# start of Dataset entries

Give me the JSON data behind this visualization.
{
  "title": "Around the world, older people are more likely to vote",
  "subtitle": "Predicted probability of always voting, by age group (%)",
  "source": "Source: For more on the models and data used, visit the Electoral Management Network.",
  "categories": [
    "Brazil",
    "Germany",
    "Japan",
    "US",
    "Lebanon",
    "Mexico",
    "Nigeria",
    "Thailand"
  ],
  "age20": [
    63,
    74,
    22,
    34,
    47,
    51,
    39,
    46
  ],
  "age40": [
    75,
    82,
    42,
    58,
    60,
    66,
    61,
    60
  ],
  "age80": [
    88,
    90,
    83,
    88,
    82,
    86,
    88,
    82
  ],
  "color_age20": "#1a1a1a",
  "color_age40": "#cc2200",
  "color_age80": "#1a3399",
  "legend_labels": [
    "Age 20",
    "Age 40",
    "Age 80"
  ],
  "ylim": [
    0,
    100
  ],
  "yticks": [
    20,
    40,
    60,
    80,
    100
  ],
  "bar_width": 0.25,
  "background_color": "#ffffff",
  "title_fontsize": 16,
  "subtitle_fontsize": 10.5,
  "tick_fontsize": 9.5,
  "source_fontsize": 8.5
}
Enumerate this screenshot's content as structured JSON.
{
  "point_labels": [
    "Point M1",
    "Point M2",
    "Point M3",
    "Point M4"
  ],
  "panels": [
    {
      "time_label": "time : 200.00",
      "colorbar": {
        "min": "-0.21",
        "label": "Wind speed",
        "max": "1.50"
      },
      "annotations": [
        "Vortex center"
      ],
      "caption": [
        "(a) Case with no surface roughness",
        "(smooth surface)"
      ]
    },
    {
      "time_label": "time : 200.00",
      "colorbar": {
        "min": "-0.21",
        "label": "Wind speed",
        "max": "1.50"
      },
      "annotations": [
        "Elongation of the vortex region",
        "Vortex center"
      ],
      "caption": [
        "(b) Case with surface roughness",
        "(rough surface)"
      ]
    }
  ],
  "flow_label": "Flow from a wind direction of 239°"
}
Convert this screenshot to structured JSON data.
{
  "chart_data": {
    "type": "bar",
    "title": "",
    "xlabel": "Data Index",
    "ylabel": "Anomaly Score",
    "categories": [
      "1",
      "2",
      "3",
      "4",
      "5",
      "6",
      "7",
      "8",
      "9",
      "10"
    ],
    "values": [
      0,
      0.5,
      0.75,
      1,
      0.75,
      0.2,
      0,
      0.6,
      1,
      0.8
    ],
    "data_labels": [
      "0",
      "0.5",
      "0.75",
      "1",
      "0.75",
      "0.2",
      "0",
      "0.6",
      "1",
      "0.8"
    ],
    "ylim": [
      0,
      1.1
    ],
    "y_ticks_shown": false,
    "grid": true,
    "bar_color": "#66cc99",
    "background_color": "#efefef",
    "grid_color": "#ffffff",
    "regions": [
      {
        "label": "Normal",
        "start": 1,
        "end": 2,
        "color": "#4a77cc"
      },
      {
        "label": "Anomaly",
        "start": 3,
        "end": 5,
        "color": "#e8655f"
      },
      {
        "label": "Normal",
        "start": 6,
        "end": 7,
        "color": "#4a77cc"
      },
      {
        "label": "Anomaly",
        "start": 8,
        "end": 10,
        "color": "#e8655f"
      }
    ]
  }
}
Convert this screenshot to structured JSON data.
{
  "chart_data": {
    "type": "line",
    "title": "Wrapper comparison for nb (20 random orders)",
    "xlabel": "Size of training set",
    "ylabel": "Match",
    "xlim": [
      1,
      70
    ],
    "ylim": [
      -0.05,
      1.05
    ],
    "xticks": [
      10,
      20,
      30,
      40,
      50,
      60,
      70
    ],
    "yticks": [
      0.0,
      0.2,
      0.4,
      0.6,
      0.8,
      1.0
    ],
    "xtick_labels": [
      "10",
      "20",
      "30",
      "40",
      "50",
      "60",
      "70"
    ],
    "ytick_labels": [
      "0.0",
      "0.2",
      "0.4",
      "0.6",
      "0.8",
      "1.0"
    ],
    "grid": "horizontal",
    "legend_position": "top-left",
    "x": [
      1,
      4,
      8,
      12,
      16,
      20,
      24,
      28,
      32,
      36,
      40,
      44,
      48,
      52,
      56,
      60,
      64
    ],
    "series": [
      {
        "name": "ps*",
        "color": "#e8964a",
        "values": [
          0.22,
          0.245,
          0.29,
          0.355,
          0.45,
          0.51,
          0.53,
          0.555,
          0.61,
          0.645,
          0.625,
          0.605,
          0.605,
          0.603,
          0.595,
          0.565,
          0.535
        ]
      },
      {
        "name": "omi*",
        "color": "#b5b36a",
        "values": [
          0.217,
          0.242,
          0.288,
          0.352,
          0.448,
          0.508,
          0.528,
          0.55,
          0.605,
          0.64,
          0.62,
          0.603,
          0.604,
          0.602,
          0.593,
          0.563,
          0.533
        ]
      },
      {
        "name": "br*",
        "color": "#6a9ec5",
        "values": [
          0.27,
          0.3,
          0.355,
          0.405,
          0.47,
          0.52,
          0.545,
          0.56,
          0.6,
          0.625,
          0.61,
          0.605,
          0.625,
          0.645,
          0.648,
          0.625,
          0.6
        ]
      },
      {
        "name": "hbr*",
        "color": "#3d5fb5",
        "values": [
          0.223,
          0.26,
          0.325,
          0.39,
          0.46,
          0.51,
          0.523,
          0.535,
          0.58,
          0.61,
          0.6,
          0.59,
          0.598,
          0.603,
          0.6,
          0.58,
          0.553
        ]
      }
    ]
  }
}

# end of Dataset entries

Across the material above, how many lines include the string "with"? Only the number is wanted.

- Task output: 2